Chart and figure data:
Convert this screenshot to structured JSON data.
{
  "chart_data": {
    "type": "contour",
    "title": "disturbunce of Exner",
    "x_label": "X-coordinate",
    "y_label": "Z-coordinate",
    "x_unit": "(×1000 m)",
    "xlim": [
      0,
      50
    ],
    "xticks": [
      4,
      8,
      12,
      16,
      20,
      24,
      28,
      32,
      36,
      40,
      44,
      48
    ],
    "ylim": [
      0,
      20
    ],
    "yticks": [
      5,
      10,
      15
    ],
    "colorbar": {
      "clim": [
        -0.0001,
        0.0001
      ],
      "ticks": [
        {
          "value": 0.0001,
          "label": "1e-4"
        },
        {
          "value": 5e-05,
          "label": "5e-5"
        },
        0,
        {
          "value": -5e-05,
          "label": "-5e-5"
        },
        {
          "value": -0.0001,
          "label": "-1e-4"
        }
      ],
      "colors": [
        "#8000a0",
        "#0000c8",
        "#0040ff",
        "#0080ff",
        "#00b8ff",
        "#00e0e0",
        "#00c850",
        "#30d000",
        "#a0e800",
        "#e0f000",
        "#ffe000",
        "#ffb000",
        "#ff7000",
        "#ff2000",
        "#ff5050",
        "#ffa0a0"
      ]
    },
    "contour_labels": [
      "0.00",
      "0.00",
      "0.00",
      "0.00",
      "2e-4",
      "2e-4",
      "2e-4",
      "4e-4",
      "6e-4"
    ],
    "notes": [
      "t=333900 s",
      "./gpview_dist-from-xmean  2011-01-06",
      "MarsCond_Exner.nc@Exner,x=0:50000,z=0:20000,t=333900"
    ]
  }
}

§ **Aim**
Transcribe the material above in its entirety. Match it exactly.

§ **Full response**
Convert this screenshot to structured JSON data.
{
  "chart_data": {
    "type": "contour",
    "title": "disturbunce of Exner",
    "x_label": "X-coordinate",
    "y_label": "Z-coordinate",
    "x_unit": "(×1000 m)",
    "xlim": [
      0,
      50
    ],
    "xticks": [
      4,
      8,
      12,
      16,
      20,
      24,
      28,
      32,
      36,
      40,
      44,
      48
    ],
    "ylim": [
      0,
      20
    ],
    "yticks": [
      5,
      10,
      15
    ],
    "colorbar": {
      "clim": [
        -0.0001,
        0.0001
      ],
      "ticks": [
        {
          "value": 0.0001,
          "label": "1e-4"
        },
        {
          "value": 5e-05,
          "label": "5e-5"
        },
        0,
        {
          "value": -5e-05,
          "label": "-5e-5"
        },
        {
          "value": -0.0001,
          "label": "-1e-4"
        }
      ],
      "colors": [
        "#8000a0",
        "#0000c8",
        "#0040ff",
        "#0080ff",
        "#00b8ff",
        "#00e0e0",
        "#00c850",
        "#30d000",
        "#a0e800",
        "#e0f000",
        "#ffe000",
        "#ffb000",
        "#ff7000",
        "#ff2000",
        "#ff5050",
        "#ffa0a0"
      ]
    },
    "contour_labels": [
      "0.00",
      "0.00",
      "0.00",
      "0.00",
      "2e-4",
      "2e-4",
      "2e-4",
      "4e-4",
      "6e-4"
    ],
    "notes": [
      "t=333900 s",
      "./gpview_dist-from-xmean  2011-01-06",
      "MarsCond_Exner.nc@Exner,x=0:50000,z=0:20000,t=333900"
    ]
  }
}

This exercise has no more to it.